<<<<

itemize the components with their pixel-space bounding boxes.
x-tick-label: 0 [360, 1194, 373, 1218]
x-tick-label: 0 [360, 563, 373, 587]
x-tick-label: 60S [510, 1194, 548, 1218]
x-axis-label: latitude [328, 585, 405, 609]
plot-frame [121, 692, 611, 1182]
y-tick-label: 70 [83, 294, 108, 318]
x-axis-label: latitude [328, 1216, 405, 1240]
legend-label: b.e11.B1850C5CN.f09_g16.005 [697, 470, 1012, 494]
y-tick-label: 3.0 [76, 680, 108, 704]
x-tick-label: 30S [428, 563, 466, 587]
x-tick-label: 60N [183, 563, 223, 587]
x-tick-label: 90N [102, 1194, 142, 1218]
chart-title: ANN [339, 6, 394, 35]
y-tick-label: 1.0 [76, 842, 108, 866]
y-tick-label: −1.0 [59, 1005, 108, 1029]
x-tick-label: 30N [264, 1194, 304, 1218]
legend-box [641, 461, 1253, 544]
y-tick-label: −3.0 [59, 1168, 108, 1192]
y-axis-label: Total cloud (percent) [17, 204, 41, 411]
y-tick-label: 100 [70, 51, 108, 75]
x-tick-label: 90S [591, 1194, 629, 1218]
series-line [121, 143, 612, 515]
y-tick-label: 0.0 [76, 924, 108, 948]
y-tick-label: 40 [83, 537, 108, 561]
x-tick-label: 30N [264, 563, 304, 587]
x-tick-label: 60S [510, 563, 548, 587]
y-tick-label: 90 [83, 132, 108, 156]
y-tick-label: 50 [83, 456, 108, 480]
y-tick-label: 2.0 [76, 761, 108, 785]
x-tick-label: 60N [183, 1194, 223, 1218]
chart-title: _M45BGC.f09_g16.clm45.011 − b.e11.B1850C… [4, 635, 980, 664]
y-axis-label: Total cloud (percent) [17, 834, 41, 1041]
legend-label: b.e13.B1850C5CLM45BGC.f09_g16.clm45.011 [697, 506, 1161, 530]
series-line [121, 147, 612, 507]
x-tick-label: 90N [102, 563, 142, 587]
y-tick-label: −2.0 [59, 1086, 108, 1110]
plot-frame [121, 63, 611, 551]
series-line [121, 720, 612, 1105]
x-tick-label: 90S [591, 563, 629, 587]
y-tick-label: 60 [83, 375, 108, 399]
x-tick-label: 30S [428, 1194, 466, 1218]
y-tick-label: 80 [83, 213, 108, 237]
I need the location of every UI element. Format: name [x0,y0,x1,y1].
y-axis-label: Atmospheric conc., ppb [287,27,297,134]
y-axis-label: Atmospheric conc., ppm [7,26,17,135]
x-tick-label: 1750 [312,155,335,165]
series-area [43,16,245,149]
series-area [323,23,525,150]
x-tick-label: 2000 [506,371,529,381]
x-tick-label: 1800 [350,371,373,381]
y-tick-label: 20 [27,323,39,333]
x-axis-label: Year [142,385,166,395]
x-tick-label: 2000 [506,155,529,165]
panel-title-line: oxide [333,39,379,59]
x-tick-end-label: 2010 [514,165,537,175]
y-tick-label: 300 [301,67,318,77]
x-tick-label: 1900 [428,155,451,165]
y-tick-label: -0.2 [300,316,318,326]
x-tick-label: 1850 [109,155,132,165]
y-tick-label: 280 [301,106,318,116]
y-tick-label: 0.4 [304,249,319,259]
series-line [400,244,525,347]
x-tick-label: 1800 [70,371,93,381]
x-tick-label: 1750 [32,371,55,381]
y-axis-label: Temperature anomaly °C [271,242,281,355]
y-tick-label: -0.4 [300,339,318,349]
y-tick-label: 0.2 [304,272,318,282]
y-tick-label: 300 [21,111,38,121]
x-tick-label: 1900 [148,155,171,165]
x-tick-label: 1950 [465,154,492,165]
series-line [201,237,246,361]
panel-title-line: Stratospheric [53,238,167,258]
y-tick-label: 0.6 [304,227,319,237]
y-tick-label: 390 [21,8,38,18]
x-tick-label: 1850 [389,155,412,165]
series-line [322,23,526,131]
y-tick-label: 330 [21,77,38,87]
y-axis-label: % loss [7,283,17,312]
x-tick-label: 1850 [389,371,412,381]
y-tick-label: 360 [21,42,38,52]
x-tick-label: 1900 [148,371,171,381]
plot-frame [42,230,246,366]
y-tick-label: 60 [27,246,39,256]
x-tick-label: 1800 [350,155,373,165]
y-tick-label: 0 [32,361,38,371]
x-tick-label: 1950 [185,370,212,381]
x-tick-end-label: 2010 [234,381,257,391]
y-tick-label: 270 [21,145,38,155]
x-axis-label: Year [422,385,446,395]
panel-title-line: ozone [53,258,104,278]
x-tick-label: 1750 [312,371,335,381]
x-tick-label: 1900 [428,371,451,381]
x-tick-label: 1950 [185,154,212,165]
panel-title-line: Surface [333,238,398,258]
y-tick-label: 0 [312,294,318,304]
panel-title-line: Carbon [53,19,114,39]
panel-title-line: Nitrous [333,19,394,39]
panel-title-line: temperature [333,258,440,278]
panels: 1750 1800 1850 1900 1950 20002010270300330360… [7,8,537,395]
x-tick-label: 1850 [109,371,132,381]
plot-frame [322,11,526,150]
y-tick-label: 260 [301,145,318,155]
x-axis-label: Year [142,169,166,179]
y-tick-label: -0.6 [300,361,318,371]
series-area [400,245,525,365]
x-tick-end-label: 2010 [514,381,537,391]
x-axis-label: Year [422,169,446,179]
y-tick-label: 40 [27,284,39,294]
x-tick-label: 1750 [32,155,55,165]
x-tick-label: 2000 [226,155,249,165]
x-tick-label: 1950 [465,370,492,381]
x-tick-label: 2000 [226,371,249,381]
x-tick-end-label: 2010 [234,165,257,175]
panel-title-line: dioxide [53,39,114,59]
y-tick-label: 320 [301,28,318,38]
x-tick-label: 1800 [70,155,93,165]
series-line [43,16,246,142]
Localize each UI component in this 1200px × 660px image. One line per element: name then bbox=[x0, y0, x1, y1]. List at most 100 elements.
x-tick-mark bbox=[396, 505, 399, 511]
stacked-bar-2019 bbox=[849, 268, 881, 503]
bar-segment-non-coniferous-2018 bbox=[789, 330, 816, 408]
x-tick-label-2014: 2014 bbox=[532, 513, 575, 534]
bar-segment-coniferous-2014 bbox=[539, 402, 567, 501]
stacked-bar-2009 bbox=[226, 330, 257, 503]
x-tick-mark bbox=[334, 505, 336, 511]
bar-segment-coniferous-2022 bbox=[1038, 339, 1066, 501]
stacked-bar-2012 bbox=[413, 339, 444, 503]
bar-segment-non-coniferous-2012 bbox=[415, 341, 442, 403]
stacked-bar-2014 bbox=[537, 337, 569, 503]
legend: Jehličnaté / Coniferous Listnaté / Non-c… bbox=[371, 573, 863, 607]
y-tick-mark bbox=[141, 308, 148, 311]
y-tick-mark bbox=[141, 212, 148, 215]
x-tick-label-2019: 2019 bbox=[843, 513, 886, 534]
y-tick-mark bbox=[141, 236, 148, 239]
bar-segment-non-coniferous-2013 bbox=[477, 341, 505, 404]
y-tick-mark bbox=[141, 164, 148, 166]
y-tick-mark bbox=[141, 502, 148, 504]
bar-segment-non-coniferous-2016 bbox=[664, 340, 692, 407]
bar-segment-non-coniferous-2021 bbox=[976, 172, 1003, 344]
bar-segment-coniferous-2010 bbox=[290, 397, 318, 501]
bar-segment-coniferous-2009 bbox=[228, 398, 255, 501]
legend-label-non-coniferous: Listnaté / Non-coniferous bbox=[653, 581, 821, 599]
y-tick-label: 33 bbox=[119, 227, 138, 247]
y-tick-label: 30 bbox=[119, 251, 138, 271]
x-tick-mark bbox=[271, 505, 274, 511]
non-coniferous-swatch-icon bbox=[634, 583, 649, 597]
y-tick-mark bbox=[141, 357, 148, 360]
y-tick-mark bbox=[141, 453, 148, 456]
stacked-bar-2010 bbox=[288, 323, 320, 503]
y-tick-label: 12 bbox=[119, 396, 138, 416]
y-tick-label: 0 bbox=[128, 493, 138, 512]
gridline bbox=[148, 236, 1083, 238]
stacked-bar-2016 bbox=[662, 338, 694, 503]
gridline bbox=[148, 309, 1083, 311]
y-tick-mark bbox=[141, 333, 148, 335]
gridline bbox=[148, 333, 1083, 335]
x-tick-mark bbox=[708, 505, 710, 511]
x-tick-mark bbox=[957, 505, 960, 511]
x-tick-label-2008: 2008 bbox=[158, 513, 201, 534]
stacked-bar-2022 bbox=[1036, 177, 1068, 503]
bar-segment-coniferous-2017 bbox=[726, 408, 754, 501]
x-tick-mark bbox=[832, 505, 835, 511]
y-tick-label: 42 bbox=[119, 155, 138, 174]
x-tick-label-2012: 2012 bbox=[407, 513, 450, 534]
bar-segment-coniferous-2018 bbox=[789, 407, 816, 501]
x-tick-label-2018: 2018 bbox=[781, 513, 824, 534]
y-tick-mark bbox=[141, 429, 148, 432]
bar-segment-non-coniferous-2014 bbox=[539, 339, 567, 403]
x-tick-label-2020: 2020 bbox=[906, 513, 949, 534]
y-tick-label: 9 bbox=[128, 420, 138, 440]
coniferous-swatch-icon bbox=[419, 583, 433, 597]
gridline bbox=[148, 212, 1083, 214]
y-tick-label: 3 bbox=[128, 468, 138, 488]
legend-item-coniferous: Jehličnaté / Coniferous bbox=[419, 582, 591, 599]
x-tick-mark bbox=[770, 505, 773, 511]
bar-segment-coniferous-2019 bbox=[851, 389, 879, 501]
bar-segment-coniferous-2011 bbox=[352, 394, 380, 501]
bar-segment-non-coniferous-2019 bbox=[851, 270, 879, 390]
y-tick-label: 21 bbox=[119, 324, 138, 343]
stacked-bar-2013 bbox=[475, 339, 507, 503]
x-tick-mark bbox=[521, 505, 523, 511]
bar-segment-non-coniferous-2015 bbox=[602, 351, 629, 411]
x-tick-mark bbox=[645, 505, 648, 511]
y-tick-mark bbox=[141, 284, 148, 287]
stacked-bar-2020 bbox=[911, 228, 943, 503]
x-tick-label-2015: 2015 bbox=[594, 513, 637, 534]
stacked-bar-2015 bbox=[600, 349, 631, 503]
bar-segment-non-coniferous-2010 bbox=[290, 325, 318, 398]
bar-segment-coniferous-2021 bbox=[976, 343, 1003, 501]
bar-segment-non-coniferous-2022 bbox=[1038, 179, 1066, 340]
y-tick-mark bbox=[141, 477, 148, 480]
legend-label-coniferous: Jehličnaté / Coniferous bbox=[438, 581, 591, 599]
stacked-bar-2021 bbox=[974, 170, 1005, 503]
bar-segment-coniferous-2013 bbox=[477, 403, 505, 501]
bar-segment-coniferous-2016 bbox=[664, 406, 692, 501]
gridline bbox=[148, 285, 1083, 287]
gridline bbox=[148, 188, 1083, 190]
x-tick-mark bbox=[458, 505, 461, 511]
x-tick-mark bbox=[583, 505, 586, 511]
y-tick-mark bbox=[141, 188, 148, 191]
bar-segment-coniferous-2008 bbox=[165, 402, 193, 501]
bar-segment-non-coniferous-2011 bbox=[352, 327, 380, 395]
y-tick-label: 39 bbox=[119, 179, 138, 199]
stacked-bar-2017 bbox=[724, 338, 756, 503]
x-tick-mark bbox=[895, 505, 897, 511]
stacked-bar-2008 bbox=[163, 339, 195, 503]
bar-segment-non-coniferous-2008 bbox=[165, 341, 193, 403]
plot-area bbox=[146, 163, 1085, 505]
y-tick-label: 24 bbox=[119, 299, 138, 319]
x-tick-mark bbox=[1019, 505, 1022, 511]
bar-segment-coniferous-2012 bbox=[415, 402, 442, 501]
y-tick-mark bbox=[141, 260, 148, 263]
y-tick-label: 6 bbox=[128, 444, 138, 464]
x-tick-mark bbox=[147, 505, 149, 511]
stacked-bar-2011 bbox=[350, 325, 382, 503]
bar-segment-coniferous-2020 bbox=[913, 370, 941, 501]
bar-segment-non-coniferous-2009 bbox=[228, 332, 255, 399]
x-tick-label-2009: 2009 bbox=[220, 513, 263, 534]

>>>>

### [WORK INSTRUCTIONS]
Render the items from their first line through the line containing "x-axis-label: latitude [328, 1216, 405, 1240]", both ends included, as a numbered list. Leave out any blank lines.

### [FULL SOLUTION]
1. itemize the components with their pixel-space bounding boxes.
2. x-tick-label: 0 [360, 1194, 373, 1218]
3. x-tick-label: 0 [360, 563, 373, 587]
4. x-tick-label: 60S [510, 1194, 548, 1218]
5. x-axis-label: latitude [328, 585, 405, 609]
6. plot-frame [121, 692, 611, 1182]
7. y-tick-label: 70 [83, 294, 108, 318]
8. x-axis-label: latitude [328, 1216, 405, 1240]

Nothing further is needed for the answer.